Records:
--- BEGIN ---
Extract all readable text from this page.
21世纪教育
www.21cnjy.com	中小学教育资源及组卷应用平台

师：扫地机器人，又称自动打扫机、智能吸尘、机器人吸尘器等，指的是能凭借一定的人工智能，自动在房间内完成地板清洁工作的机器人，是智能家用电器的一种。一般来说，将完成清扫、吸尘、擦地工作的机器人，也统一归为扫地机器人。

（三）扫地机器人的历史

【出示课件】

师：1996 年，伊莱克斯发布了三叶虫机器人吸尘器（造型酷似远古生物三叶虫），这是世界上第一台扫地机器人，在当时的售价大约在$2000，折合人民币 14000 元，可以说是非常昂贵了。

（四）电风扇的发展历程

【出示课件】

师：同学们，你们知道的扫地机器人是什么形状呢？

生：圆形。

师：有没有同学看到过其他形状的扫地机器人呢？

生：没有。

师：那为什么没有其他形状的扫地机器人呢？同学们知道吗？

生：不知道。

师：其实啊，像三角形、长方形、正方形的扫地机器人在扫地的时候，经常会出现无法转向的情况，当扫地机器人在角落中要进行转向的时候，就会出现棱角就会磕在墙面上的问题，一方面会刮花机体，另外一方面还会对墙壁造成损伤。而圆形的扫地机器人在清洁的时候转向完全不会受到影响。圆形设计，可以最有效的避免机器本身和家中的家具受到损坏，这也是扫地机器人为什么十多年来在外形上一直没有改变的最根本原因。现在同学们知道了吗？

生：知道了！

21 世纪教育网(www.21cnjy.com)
--- END ---
§ What is needed: Type out all of the material again, word for word.

§ Complete response:
Extract all readable text from this page.
21世纪教育
www.21cnjy.com	中小学教育资源及组卷应用平台

师：扫地机器人，又称自动打扫机、智能吸尘、机器人吸尘器等，指的是能凭借一定的人工智能，自动在房间内完成地板清洁工作的机器人，是智能家用电器的一种。一般来说，将完成清扫、吸尘、擦地工作的机器人，也统一归为扫地机器人。

（三）扫地机器人的历史

【出示课件】

师：1996 年，伊莱克斯发布了三叶虫机器人吸尘器（造型酷似远古生物三叶虫），这是世界上第一台扫地机器人，在当时的售价大约在$2000，折合人民币 14000 元，可以说是非常昂贵了。

（四）电风扇的发展历程

【出示课件】

师：同学们，你们知道的扫地机器人是什么形状呢？

生：圆形。

师：有没有同学看到过其他形状的扫地机器人呢？

生：没有。

师：那为什么没有其他形状的扫地机器人呢？同学们知道吗？

生：不知道。

师：其实啊，像三角形、长方形、正方形的扫地机器人在扫地的时候，经常会出现无法转向的情况，当扫地机器人在角落中要进行转向的时候，就会出现棱角就会磕在墙面上的问题，一方面会刮花机体，另外一方面还会对墙壁造成损伤。而圆形的扫地机器人在清洁的时候转向完全不会受到影响。圆形设计，可以最有效的避免机器本身和家中的家具受到损坏，这也是扫地机器人为什么十多年来在外形上一直没有改变的最根本原因。现在同学们知道了吗？

生：知道了！

21 世纪教育网(www.21cnjy.com)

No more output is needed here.